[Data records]
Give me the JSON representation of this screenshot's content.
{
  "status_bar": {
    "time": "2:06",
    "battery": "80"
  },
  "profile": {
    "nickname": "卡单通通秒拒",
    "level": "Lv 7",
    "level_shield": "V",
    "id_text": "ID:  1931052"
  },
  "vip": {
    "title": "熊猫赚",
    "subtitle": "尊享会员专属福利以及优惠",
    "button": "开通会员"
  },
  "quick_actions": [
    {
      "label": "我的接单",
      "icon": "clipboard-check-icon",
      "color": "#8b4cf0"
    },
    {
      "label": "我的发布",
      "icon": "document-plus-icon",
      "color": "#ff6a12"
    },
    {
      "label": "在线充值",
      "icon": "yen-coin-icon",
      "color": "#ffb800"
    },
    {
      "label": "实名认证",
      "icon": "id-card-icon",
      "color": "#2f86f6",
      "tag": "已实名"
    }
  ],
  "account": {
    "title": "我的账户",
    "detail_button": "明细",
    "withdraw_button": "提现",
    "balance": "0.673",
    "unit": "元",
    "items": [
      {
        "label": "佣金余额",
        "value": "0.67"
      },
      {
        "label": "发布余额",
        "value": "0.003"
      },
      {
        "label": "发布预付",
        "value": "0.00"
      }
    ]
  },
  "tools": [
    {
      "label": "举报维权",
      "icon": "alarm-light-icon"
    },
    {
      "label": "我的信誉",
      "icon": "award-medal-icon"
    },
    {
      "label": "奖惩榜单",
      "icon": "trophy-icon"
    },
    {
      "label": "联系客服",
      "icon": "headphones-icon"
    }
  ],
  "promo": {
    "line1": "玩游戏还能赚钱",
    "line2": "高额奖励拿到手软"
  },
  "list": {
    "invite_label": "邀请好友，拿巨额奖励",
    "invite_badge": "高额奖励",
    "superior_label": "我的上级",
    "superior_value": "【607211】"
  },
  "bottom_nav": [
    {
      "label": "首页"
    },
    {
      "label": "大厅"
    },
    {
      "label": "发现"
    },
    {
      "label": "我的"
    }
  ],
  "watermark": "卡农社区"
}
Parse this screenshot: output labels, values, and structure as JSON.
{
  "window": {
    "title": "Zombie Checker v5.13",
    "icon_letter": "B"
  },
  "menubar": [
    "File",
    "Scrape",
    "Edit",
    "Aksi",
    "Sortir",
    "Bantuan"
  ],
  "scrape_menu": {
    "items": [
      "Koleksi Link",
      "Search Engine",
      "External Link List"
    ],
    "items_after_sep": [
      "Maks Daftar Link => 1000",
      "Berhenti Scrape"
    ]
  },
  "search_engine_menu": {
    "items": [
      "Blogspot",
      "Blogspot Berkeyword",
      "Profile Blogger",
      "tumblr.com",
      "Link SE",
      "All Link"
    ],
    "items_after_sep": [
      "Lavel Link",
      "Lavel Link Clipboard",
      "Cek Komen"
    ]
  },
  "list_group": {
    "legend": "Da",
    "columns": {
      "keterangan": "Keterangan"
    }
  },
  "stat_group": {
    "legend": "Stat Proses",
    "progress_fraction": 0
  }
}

* * *

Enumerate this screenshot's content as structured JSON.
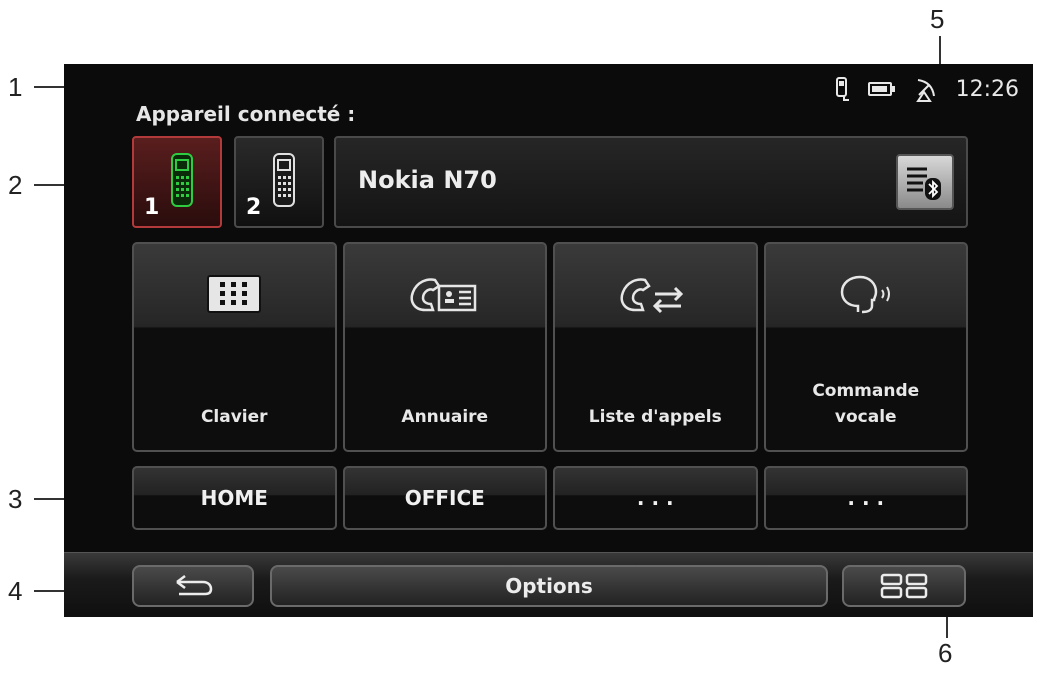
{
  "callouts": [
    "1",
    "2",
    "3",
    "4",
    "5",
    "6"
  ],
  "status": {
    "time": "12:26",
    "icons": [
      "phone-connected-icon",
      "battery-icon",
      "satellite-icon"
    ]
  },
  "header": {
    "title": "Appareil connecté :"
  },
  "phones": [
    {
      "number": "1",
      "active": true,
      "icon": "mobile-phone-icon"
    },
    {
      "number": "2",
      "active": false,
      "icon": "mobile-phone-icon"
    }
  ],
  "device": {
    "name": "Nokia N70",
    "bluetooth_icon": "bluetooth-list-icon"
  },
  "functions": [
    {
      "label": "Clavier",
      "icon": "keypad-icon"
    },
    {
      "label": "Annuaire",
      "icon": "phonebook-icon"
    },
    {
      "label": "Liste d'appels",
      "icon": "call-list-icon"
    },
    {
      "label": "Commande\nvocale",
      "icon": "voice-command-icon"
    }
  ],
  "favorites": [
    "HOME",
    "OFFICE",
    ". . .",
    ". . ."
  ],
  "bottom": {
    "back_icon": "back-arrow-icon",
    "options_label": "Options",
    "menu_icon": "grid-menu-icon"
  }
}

==

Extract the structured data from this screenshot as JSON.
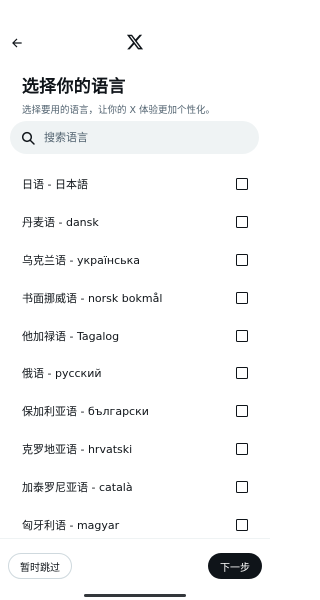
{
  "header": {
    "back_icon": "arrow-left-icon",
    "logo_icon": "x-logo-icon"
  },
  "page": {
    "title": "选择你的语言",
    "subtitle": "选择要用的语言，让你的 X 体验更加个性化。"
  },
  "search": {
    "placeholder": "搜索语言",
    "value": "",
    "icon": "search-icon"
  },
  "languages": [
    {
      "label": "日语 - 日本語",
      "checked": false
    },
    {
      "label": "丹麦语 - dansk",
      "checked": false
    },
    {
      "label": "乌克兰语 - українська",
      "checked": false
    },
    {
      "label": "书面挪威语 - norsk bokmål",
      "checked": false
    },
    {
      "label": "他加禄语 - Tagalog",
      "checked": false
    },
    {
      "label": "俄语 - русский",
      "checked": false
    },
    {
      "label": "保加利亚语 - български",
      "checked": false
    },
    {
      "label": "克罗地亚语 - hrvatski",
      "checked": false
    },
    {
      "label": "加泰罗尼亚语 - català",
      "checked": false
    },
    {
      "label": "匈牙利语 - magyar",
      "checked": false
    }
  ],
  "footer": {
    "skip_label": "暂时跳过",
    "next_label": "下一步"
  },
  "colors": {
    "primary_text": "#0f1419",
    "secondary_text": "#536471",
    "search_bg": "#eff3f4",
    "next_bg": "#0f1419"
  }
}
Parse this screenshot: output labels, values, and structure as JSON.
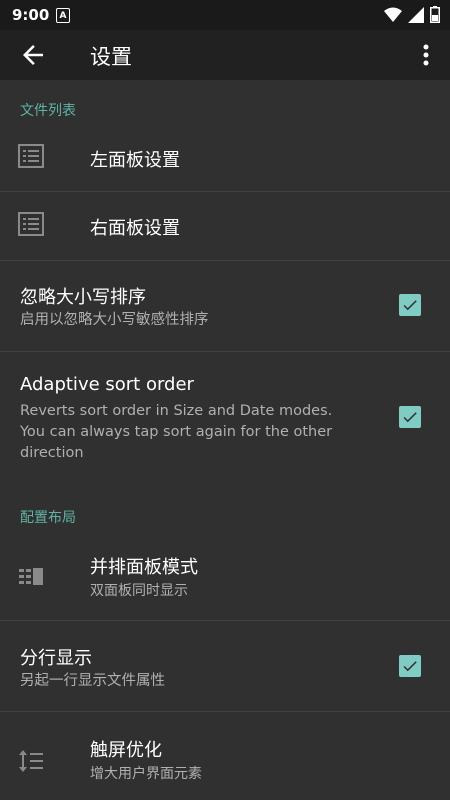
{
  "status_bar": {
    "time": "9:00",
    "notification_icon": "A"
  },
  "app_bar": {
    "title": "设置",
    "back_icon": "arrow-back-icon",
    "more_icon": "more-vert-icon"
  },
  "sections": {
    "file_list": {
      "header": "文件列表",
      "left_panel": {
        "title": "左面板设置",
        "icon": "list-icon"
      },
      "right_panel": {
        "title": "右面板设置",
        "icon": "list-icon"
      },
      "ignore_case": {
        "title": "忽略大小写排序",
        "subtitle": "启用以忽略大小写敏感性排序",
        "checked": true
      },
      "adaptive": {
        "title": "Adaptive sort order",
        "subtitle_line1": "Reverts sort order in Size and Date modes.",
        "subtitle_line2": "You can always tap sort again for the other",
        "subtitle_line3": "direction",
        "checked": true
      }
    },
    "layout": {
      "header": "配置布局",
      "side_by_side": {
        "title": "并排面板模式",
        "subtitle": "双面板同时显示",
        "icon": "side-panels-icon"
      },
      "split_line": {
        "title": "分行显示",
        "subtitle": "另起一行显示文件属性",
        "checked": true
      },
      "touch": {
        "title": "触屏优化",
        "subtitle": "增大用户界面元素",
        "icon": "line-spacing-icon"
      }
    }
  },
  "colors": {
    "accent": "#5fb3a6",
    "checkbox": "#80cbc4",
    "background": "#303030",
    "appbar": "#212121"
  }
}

Directive:
Copy every line of the listing where the word "arrow" appears.

Solution for this problem:
    "back_icon": "back-arrow-icon",
    "back_icon": "arrow-left-icon",
    "back_icon": "arrow-back-icon",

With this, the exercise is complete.